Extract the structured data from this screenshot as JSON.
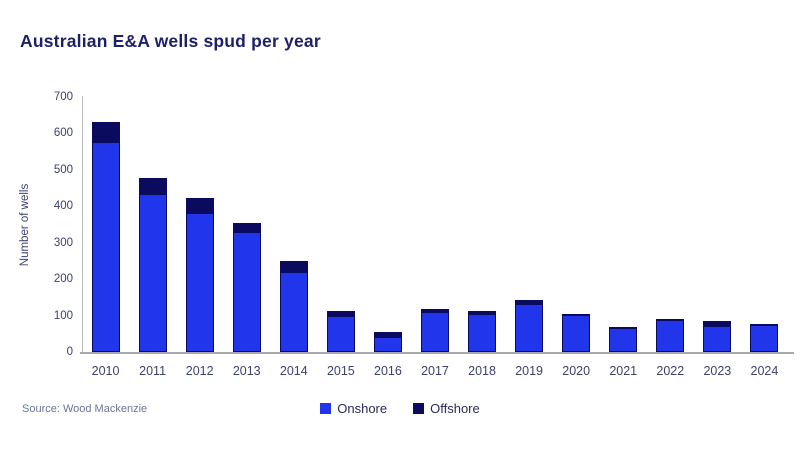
{
  "title": "Australian E&A wells spud per year",
  "source": "Source: Wood Mackenzie",
  "colors": {
    "onshore": "#2136ea",
    "offshore": "#0a0a5e",
    "title_text": "#1f2166",
    "axis_text": "#3b4170"
  },
  "legend": {
    "items": [
      {
        "label": "Onshore",
        "color": "#2136ea"
      },
      {
        "label": "Offshore",
        "color": "#0a0a5e"
      }
    ]
  },
  "chart_data": {
    "type": "bar",
    "stacked": true,
    "title": "Australian E&A wells spud per year",
    "xlabel": "",
    "ylabel": "Number of wells",
    "ylim": [
      0,
      700
    ],
    "yticks": [
      0,
      100,
      200,
      300,
      400,
      500,
      600,
      700
    ],
    "grid": false,
    "legend_position": "bottom",
    "categories": [
      "2010",
      "2011",
      "2012",
      "2013",
      "2014",
      "2015",
      "2016",
      "2017",
      "2018",
      "2019",
      "2020",
      "2021",
      "2022",
      "2023",
      "2024"
    ],
    "series": [
      {
        "name": "Onshore",
        "color": "#2136ea",
        "values": [
          575,
          432,
          380,
          327,
          220,
          98,
          42,
          112,
          105,
          133,
          102,
          66,
          86,
          72,
          75
        ]
      },
      {
        "name": "Offshore",
        "color": "#0a0a5e",
        "values": [
          55,
          45,
          42,
          26,
          30,
          14,
          13,
          7,
          8,
          10,
          3,
          3,
          4,
          13,
          3
        ]
      }
    ]
  }
}
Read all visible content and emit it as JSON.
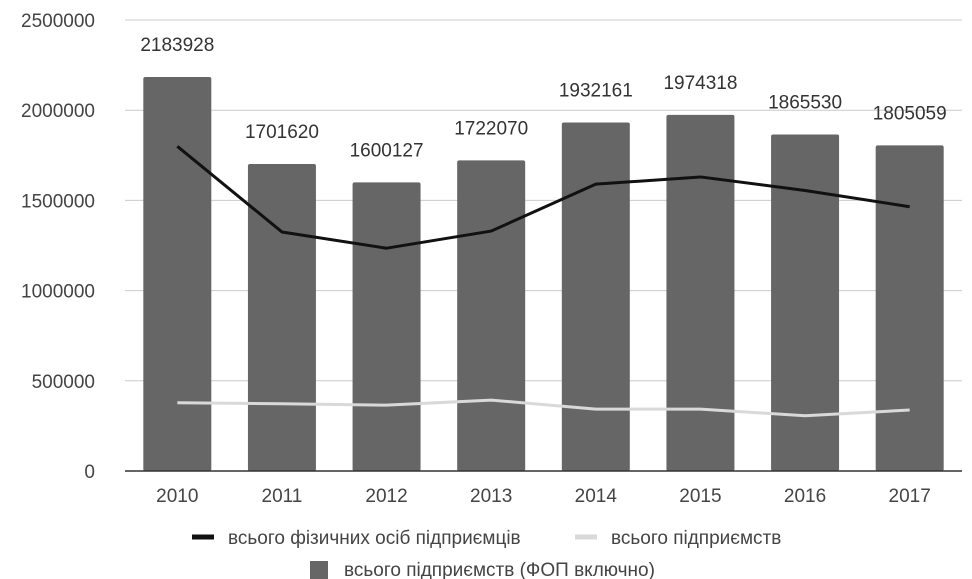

▸ Problem description
Your task is to set down the records shown above exactly, minus any pictures.

▸ Solution below
Extract the structured data from this screenshot as JSON.
{
  "title": "Australian E&A wells spud per year",
  "source": "Source: Wood Mackenzie",
  "colors": {
    "onshore": "#2136ea",
    "offshore": "#0a0a5e",
    "title_text": "#1f2166",
    "axis_text": "#3b4170"
  },
  "legend": {
    "items": [
      {
        "label": "Onshore",
        "color": "#2136ea"
      },
      {
        "label": "Offshore",
        "color": "#0a0a5e"
      }
    ]
  },
  "chart_data": {
    "type": "bar",
    "stacked": true,
    "title": "Australian E&A wells spud per year",
    "xlabel": "",
    "ylabel": "Number of wells",
    "ylim": [
      0,
      700
    ],
    "yticks": [
      0,
      100,
      200,
      300,
      400,
      500,
      600,
      700
    ],
    "grid": false,
    "legend_position": "bottom",
    "categories": [
      "2010",
      "2011",
      "2012",
      "2013",
      "2014",
      "2015",
      "2016",
      "2017",
      "2018",
      "2019",
      "2020",
      "2021",
      "2022",
      "2023",
      "2024"
    ],
    "series": [
      {
        "name": "Onshore",
        "color": "#2136ea",
        "values": [
          575,
          432,
          380,
          327,
          220,
          98,
          42,
          112,
          105,
          133,
          102,
          66,
          86,
          72,
          75
        ]
      },
      {
        "name": "Offshore",
        "color": "#0a0a5e",
        "values": [
          55,
          45,
          42,
          26,
          30,
          14,
          13,
          7,
          8,
          10,
          3,
          3,
          4,
          13,
          3
        ]
      }
    ]
  }
}
Read all visible content and emit it as JSON.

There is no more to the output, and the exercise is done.